** START OF Materials provided **
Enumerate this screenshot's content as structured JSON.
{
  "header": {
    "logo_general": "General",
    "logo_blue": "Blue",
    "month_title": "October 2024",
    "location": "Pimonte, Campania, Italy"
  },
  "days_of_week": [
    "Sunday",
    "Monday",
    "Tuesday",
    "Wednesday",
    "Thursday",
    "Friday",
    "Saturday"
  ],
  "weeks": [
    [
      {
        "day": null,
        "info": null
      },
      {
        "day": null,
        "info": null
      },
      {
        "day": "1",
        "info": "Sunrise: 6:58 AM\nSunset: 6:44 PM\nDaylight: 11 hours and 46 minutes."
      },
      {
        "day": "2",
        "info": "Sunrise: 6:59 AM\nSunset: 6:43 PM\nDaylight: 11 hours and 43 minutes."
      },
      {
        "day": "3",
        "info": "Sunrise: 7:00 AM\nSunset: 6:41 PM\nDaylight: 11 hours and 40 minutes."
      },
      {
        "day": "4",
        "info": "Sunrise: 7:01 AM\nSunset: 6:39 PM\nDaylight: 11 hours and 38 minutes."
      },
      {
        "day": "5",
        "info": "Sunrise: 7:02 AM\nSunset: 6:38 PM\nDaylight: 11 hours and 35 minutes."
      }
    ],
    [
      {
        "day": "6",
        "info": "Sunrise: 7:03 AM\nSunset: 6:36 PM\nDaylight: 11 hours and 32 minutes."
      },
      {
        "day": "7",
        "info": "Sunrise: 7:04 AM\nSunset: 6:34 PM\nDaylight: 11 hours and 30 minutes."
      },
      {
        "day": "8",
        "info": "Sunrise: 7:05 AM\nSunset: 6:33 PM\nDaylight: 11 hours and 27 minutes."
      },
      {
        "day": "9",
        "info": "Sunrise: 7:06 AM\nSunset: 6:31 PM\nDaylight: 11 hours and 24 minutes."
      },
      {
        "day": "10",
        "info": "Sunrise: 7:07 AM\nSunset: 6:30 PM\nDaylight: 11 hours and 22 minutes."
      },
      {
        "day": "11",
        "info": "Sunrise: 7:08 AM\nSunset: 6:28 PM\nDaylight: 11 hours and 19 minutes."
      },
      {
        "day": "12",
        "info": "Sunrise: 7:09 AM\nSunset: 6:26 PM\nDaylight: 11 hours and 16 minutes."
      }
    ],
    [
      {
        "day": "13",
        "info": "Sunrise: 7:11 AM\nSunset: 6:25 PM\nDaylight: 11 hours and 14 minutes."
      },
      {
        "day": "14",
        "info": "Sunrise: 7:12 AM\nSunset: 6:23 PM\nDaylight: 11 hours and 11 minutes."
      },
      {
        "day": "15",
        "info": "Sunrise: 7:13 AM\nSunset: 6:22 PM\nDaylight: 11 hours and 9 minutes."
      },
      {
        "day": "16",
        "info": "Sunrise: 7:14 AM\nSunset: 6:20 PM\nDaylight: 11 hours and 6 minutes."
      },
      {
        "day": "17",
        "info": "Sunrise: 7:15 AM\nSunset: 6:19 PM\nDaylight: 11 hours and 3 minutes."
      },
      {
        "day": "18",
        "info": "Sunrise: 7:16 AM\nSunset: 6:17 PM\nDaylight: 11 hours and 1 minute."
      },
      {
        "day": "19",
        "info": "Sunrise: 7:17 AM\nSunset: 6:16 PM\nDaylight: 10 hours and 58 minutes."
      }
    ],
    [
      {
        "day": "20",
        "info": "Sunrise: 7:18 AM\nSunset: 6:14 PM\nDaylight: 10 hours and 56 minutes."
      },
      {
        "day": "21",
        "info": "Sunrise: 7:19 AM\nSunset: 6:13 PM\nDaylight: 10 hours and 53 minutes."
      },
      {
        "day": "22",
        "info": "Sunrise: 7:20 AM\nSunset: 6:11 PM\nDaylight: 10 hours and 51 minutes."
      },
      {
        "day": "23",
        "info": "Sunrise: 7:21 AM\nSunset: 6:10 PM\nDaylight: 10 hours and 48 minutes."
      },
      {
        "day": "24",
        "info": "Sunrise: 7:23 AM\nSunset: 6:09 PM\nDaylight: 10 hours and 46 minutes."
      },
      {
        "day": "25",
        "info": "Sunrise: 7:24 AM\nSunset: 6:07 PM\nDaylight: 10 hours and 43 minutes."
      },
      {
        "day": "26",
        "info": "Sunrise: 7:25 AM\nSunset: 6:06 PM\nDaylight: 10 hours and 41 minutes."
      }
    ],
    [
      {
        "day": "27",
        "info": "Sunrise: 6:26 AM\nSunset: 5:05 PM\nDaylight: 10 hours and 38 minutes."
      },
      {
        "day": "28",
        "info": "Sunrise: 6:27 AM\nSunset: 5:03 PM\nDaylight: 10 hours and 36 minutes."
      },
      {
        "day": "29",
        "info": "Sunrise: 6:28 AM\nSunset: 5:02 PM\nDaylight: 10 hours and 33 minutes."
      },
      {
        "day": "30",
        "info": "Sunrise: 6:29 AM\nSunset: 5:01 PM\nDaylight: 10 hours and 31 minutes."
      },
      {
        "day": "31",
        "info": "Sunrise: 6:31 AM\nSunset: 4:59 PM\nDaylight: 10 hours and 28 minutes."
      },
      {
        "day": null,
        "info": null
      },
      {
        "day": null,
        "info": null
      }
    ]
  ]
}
** END OF Materials provided **
- [Problem to work on] Quote all of the entries verbatim.

- [The result]
Enumerate this screenshot's content as structured JSON.
{
  "header": {
    "logo_general": "General",
    "logo_blue": "Blue",
    "month_title": "October 2024",
    "location": "Pimonte, Campania, Italy"
  },
  "days_of_week": [
    "Sunday",
    "Monday",
    "Tuesday",
    "Wednesday",
    "Thursday",
    "Friday",
    "Saturday"
  ],
  "weeks": [
    [
      {
        "day": null,
        "info": null
      },
      {
        "day": null,
        "info": null
      },
      {
        "day": "1",
        "info": "Sunrise: 6:58 AM\nSunset: 6:44 PM\nDaylight: 11 hours and 46 minutes."
      },
      {
        "day": "2",
        "info": "Sunrise: 6:59 AM\nSunset: 6:43 PM\nDaylight: 11 hours and 43 minutes."
      },
      {
        "day": "3",
        "info": "Sunrise: 7:00 AM\nSunset: 6:41 PM\nDaylight: 11 hours and 40 minutes."
      },
      {
        "day": "4",
        "info": "Sunrise: 7:01 AM\nSunset: 6:39 PM\nDaylight: 11 hours and 38 minutes."
      },
      {
        "day": "5",
        "info": "Sunrise: 7:02 AM\nSunset: 6:38 PM\nDaylight: 11 hours and 35 minutes."
      }
    ],
    [
      {
        "day": "6",
        "info": "Sunrise: 7:03 AM\nSunset: 6:36 PM\nDaylight: 11 hours and 32 minutes."
      },
      {
        "day": "7",
        "info": "Sunrise: 7:04 AM\nSunset: 6:34 PM\nDaylight: 11 hours and 30 minutes."
      },
      {
        "day": "8",
        "info": "Sunrise: 7:05 AM\nSunset: 6:33 PM\nDaylight: 11 hours and 27 minutes."
      },
      {
        "day": "9",
        "info": "Sunrise: 7:06 AM\nSunset: 6:31 PM\nDaylight: 11 hours and 24 minutes."
      },
      {
        "day": "10",
        "info": "Sunrise: 7:07 AM\nSunset: 6:30 PM\nDaylight: 11 hours and 22 minutes."
      },
      {
        "day": "11",
        "info": "Sunrise: 7:08 AM\nSunset: 6:28 PM\nDaylight: 11 hours and 19 minutes."
      },
      {
        "day": "12",
        "info": "Sunrise: 7:09 AM\nSunset: 6:26 PM\nDaylight: 11 hours and 16 minutes."
      }
    ],
    [
      {
        "day": "13",
        "info": "Sunrise: 7:11 AM\nSunset: 6:25 PM\nDaylight: 11 hours and 14 minutes."
      },
      {
        "day": "14",
        "info": "Sunrise: 7:12 AM\nSunset: 6:23 PM\nDaylight: 11 hours and 11 minutes."
      },
      {
        "day": "15",
        "info": "Sunrise: 7:13 AM\nSunset: 6:22 PM\nDaylight: 11 hours and 9 minutes."
      },
      {
        "day": "16",
        "info": "Sunrise: 7:14 AM\nSunset: 6:20 PM\nDaylight: 11 hours and 6 minutes."
      },
      {
        "day": "17",
        "info": "Sunrise: 7:15 AM\nSunset: 6:19 PM\nDaylight: 11 hours and 3 minutes."
      },
      {
        "day": "18",
        "info": "Sunrise: 7:16 AM\nSunset: 6:17 PM\nDaylight: 11 hours and 1 minute."
      },
      {
        "day": "19",
        "info": "Sunrise: 7:17 AM\nSunset: 6:16 PM\nDaylight: 10 hours and 58 minutes."
      }
    ],
    [
      {
        "day": "20",
        "info": "Sunrise: 7:18 AM\nSunset: 6:14 PM\nDaylight: 10 hours and 56 minutes."
      },
      {
        "day": "21",
        "info": "Sunrise: 7:19 AM\nSunset: 6:13 PM\nDaylight: 10 hours and 53 minutes."
      },
      {
        "day": "22",
        "info": "Sunrise: 7:20 AM\nSunset: 6:11 PM\nDaylight: 10 hours and 51 minutes."
      },
      {
        "day": "23",
        "info": "Sunrise: 7:21 AM\nSunset: 6:10 PM\nDaylight: 10 hours and 48 minutes."
      },
      {
        "day": "24",
        "info": "Sunrise: 7:23 AM\nSunset: 6:09 PM\nDaylight: 10 hours and 46 minutes."
      },
      {
        "day": "25",
        "info": "Sunrise: 7:24 AM\nSunset: 6:07 PM\nDaylight: 10 hours and 43 minutes."
      },
      {
        "day": "26",
        "info": "Sunrise: 7:25 AM\nSunset: 6:06 PM\nDaylight: 10 hours and 41 minutes."
      }
    ],
    [
      {
        "day": "27",
        "info": "Sunrise: 6:26 AM\nSunset: 5:05 PM\nDaylight: 10 hours and 38 minutes."
      },
      {
        "day": "28",
        "info": "Sunrise: 6:27 AM\nSunset: 5:03 PM\nDaylight: 10 hours and 36 minutes."
      },
      {
        "day": "29",
        "info": "Sunrise: 6:28 AM\nSunset: 5:02 PM\nDaylight: 10 hours and 33 minutes."
      },
      {
        "day": "30",
        "info": "Sunrise: 6:29 AM\nSunset: 5:01 PM\nDaylight: 10 hours and 31 minutes."
      },
      {
        "day": "31",
        "info": "Sunrise: 6:31 AM\nSunset: 4:59 PM\nDaylight: 10 hours and 28 minutes."
      },
      {
        "day": null,
        "info": null
      },
      {
        "day": null,
        "info": null
      }
    ]
  ]
}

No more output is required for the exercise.